### Passage provided:
Immune ageing is a real and well-documented process that contributes to virtually all major age-related diseases, but it follows a course that varies greatly between individuals. Research into interventions is still at an early stage: no treatment is currently proven to be clinically safe and effective for humans.
Yes, the immune system weakens with age, and this is well documented. Scientists call this 'immunosenescence': far-reaching changes in both the innate and adaptive immune defences that together increase the risk of serious infections, cancer, dementia and cardiovascular disease. One of the central causes is the shrinking of the thymus, the organ where T-cells mature. As a result, fewer new, naive T-cells are produced, while the proportion of 'memory' cells grows in a disproportionate way. Natural killer cells, which clear out tumours and infected cells, become less effective over the years, even as their numbers actually increase. And a specific group of B-cells (the cells that produce antibodies) expands with age in a way that suppresses the generation of new, fresh B-cells.
Alongside this weakening, a second equally important process is at work: inflammaging. This is a smouldering, low-grade inflammation present throughout the body, even in the absence of any visible infection or disease. It is not merely a side effect of immunosenescence, but is regarded as an independent risk factor for virtually all major age-related diseases. Changes in the gut microbiome are mentioned as a possible driving factor, although that relationship has not been sufficiently studied to draw firm conclusions.
Immune ageing is not a uniform process that affects everyone at the same age. Measurements using so-called immune-ageing clocks at the cellular level reveal large individual differences: two people of the same chronological age can have markedly different biological immune ages. Centenarians even demonstrate that immunosenescence does not necessarily have to lead to serious disease: they appear to be better able to adapt their immune systems to the demands of very old age, although observational research of this kind does not tell us precisely what protects them. Sex differences also play a role: men and women do not age immunologically in the same way, which translates into different susceptibilities to age-related conditions.

### Activity list:
a. According to the text on immune ageing, in which organ do T-cells mature?
b. Copy the text on immune ageing from "Yes, the immune" up to and including "new, fresh B-cells.", replacing "thymus" with "thymus gland".
c. Extend the text on immune ageing past its final sentence.
The records have nothing to do with the text on immune ageing.

Extracted records
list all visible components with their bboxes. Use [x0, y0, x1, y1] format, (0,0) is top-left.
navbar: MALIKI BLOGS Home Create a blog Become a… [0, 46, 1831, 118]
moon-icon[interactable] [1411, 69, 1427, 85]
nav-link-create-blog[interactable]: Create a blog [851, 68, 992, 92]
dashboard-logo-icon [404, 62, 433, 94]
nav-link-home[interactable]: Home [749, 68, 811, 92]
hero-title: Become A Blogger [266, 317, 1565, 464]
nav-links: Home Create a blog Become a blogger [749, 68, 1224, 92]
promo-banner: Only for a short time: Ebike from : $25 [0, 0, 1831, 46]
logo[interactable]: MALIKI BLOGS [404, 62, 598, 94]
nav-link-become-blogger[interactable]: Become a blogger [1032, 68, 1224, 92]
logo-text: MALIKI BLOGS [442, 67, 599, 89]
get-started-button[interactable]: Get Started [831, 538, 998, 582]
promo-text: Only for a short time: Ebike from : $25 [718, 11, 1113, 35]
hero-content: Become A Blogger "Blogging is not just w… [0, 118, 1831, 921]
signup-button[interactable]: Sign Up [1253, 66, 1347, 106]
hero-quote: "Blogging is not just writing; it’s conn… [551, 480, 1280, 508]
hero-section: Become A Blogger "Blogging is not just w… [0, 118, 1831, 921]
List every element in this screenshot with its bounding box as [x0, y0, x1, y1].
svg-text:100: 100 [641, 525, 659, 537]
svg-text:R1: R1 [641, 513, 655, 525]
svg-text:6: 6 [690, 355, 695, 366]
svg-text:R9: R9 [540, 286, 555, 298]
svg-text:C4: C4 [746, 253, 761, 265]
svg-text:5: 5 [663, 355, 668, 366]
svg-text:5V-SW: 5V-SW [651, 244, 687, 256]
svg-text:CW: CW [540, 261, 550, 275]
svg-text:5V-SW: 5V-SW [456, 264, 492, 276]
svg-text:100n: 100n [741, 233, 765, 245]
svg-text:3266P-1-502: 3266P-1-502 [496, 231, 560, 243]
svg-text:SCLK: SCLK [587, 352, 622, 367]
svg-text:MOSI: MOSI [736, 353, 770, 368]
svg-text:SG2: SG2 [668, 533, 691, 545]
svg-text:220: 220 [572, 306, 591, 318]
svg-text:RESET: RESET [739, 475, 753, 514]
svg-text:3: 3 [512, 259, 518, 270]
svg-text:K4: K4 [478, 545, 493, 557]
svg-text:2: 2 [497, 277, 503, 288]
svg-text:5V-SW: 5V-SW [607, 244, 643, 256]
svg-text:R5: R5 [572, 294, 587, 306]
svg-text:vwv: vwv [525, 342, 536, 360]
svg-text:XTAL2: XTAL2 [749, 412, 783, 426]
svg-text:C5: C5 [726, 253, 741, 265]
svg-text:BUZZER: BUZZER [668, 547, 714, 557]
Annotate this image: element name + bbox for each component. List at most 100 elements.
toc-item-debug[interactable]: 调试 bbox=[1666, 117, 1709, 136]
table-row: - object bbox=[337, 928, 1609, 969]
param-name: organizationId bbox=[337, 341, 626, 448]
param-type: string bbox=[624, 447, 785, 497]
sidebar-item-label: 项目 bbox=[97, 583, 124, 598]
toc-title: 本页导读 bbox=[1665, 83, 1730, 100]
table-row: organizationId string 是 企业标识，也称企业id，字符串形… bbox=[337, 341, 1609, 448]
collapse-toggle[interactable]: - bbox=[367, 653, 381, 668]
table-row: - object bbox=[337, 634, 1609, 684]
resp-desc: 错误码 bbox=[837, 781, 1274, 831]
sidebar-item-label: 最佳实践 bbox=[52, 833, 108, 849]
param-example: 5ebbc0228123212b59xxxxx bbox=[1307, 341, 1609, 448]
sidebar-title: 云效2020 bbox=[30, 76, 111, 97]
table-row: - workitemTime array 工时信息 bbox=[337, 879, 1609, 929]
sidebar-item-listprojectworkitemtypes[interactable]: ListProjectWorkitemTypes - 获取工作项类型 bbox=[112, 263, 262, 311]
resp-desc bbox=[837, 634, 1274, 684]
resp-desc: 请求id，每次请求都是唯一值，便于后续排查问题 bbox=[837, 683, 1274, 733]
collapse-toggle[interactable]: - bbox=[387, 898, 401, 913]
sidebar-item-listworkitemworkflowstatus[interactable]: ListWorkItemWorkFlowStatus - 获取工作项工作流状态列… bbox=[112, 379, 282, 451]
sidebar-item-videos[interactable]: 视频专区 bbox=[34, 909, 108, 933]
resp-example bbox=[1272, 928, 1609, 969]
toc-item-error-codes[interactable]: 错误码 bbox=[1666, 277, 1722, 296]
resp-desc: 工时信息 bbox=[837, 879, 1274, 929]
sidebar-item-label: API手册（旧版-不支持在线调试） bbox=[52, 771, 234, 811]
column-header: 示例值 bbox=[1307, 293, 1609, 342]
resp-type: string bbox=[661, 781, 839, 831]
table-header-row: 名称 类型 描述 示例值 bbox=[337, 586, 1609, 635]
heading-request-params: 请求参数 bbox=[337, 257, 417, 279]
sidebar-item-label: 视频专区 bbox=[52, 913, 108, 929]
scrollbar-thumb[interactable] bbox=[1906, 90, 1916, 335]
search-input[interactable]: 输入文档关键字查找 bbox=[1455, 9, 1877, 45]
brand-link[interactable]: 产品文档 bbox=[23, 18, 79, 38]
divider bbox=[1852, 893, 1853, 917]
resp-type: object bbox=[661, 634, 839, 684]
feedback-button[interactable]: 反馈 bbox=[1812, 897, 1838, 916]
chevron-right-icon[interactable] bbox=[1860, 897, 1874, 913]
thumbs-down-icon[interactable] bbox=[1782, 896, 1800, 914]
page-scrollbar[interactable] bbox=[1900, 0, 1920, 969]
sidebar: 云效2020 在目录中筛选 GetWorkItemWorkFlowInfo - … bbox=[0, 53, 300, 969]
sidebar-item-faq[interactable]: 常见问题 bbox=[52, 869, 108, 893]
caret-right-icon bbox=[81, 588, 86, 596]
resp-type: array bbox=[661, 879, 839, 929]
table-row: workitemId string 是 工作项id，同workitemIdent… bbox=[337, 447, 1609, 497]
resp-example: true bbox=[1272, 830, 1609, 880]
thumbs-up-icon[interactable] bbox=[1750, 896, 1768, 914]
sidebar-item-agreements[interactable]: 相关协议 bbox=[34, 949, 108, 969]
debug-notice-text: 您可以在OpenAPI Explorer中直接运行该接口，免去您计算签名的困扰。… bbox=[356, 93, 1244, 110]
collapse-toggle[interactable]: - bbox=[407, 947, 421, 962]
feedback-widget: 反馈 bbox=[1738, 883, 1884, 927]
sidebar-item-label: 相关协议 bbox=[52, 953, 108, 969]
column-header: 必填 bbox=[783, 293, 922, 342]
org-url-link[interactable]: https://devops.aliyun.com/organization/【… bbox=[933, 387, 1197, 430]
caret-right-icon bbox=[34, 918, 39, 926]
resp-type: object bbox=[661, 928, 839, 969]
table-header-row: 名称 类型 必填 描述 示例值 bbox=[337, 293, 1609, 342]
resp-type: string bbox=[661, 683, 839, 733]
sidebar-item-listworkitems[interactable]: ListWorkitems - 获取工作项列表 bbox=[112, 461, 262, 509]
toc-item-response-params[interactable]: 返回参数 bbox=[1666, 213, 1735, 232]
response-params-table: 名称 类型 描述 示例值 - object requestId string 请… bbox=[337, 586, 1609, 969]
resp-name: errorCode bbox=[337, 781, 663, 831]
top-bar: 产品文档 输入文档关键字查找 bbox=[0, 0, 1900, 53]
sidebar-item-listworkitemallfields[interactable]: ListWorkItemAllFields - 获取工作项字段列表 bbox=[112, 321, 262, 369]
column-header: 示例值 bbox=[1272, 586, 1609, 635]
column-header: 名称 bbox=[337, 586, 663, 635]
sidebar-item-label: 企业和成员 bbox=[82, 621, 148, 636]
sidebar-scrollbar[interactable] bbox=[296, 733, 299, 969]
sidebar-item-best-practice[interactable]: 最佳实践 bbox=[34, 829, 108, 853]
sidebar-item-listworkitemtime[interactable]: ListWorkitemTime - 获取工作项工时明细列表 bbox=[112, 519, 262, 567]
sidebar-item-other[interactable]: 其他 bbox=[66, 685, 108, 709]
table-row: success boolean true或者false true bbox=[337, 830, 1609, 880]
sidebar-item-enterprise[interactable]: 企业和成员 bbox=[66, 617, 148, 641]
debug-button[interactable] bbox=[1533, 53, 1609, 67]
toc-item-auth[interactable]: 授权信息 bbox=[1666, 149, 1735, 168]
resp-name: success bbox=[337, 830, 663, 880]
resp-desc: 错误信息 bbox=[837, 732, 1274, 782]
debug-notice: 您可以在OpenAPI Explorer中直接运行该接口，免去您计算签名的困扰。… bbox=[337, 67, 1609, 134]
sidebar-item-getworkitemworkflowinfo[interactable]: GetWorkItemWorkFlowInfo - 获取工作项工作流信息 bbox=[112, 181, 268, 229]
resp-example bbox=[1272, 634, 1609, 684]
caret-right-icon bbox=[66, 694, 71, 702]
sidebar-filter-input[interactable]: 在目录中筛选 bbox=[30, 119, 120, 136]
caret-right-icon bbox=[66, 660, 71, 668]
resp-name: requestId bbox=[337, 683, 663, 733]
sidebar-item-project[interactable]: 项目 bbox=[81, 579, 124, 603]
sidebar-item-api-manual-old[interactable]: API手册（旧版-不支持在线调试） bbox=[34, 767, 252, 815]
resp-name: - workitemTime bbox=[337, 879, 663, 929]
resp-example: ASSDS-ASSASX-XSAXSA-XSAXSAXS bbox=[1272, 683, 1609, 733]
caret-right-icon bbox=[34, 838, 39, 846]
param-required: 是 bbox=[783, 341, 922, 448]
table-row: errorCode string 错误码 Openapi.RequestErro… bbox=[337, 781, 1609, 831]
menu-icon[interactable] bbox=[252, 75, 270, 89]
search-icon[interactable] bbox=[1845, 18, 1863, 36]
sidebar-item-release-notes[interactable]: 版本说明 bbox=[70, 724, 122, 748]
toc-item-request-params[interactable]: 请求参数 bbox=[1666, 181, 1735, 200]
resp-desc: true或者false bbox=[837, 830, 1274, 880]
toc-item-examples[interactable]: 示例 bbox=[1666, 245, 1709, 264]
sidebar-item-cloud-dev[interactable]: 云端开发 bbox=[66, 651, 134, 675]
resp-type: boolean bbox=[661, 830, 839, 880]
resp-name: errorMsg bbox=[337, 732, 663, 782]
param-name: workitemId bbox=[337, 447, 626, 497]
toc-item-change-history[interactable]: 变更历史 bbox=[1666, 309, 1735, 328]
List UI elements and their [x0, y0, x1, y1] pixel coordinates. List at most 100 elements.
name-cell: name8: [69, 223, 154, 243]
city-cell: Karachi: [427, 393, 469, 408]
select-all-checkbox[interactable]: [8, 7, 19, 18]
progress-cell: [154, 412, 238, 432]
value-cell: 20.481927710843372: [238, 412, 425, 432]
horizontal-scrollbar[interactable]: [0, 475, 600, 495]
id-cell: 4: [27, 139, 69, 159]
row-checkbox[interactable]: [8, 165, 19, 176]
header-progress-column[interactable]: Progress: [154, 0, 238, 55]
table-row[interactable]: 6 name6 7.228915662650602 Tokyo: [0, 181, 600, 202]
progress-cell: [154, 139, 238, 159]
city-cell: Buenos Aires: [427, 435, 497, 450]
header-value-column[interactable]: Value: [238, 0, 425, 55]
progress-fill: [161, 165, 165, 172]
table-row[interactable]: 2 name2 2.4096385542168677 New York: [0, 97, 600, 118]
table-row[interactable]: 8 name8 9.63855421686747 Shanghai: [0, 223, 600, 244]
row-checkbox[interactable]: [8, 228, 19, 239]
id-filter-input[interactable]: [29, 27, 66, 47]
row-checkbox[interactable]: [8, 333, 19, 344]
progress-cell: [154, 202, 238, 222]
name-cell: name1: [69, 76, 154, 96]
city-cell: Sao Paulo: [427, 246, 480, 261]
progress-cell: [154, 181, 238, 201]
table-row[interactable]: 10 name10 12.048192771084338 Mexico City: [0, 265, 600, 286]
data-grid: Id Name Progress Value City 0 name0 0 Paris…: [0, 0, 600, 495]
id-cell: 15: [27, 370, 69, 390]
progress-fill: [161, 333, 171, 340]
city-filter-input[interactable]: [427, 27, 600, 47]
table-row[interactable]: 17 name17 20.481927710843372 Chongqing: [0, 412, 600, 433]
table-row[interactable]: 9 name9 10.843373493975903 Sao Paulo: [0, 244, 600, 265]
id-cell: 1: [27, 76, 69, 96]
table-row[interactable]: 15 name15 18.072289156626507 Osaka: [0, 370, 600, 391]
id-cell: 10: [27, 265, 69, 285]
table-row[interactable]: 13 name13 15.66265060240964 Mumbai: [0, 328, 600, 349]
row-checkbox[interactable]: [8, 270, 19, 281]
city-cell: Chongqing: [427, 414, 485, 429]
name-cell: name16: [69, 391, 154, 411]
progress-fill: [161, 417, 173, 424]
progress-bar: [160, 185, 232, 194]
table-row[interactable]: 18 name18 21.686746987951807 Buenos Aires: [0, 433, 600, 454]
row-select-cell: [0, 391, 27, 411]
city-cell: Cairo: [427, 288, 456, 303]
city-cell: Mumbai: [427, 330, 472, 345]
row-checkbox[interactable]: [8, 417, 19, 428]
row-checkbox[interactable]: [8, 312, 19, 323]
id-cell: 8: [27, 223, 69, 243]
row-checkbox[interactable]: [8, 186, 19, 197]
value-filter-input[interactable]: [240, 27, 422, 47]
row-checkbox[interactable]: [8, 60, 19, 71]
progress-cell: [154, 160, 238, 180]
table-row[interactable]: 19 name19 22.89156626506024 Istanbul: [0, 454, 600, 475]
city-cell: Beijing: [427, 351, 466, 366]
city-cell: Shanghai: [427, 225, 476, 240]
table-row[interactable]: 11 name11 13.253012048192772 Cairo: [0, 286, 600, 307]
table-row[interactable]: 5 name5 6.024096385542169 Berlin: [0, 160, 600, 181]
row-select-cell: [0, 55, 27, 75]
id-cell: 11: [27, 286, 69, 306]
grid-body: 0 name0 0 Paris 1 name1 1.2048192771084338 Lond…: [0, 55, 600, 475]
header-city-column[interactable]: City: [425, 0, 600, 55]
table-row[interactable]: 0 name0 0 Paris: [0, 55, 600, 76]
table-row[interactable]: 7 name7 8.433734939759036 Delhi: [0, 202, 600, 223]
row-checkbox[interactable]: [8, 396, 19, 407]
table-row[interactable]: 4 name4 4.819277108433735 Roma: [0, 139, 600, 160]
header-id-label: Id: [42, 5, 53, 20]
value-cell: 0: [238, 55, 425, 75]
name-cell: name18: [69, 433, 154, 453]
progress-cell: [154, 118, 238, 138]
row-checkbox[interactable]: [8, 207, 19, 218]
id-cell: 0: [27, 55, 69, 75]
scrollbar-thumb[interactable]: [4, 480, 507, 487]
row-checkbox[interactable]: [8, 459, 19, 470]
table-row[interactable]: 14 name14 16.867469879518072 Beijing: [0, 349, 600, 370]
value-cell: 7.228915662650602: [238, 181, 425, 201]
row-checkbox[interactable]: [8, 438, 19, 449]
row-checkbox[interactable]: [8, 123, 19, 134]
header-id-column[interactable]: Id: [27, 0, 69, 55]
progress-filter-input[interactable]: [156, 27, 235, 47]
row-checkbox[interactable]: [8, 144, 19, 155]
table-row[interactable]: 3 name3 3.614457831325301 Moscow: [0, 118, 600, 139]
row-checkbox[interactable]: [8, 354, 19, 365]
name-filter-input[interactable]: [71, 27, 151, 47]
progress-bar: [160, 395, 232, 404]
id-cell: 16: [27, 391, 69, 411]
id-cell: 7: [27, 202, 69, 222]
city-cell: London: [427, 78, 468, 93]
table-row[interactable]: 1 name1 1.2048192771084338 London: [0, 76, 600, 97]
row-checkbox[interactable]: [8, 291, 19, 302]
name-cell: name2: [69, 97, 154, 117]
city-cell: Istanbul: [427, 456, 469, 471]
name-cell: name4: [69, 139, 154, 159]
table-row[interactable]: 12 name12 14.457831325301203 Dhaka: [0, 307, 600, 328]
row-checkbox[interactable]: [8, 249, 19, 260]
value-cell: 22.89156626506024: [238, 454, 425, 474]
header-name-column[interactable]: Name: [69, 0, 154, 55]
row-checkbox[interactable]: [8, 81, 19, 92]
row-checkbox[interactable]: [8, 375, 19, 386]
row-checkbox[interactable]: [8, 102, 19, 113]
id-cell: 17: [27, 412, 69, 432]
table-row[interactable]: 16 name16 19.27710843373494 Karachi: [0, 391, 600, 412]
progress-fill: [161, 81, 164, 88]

### Task answers:
a. The thymus.

b.
Yes, the immune system weakens with age, and this is well documented. Scientists call this 'immunosenescence': far-reaching changes in both the innate and adaptive immune defences that together increase the risk of serious infections, cancer, dementia and cardiovascular disease. One of the central causes is the shrinking of the thymus gland, the organ where T-cells mature. As a result, fewer new, naive T-cells are produced, while the proportion of 'memory' cells grows in a disproportionate way. Natural killer cells, which clear out tumours and infected cells, become less effective over the years, even as their numbers actually increase. And a specific group of B-cells (the cells that produce antibodies) expands with age in a way that suppresses the generation of new, fresh B-cells.

c.
Evidence on what you can do yourself is currently limited and in part still purely exploratory. Senotherapeutics, agents that target senescent cells or inhibit their harmful secretions, are being investigated as a potential intervention, but there are as yet no clinical studies in humans demonstrating that these agents are safe and effective. On the subject of vaccination, research with BCG vaccinations showed signs of immunological rejuvenation in a specific type of T-cell in some individuals. This was an early, exploratory finding and not proof that vaccination structurally rejuvenates the immune system. The same research does suggest, however, that serious infections such as COVID-19 can temporarily increase the biological age of the immune system, although that effect diminished after recovery. At present, therefore, there is no proven, directly applicable intervention with which people can reverse or halt their immune ageing.
Based on multiple review articles and mechanistic studies (PMID 37179335, 34391943, 33551332, 39395575, 35326467, 31986068, 40044970, 37175491). The description of immunosenescence and inflammaging rests on strong, consistent evidence from human studies. The intervention data (senotherapeutics, BCG) are limited and early-stage experimental.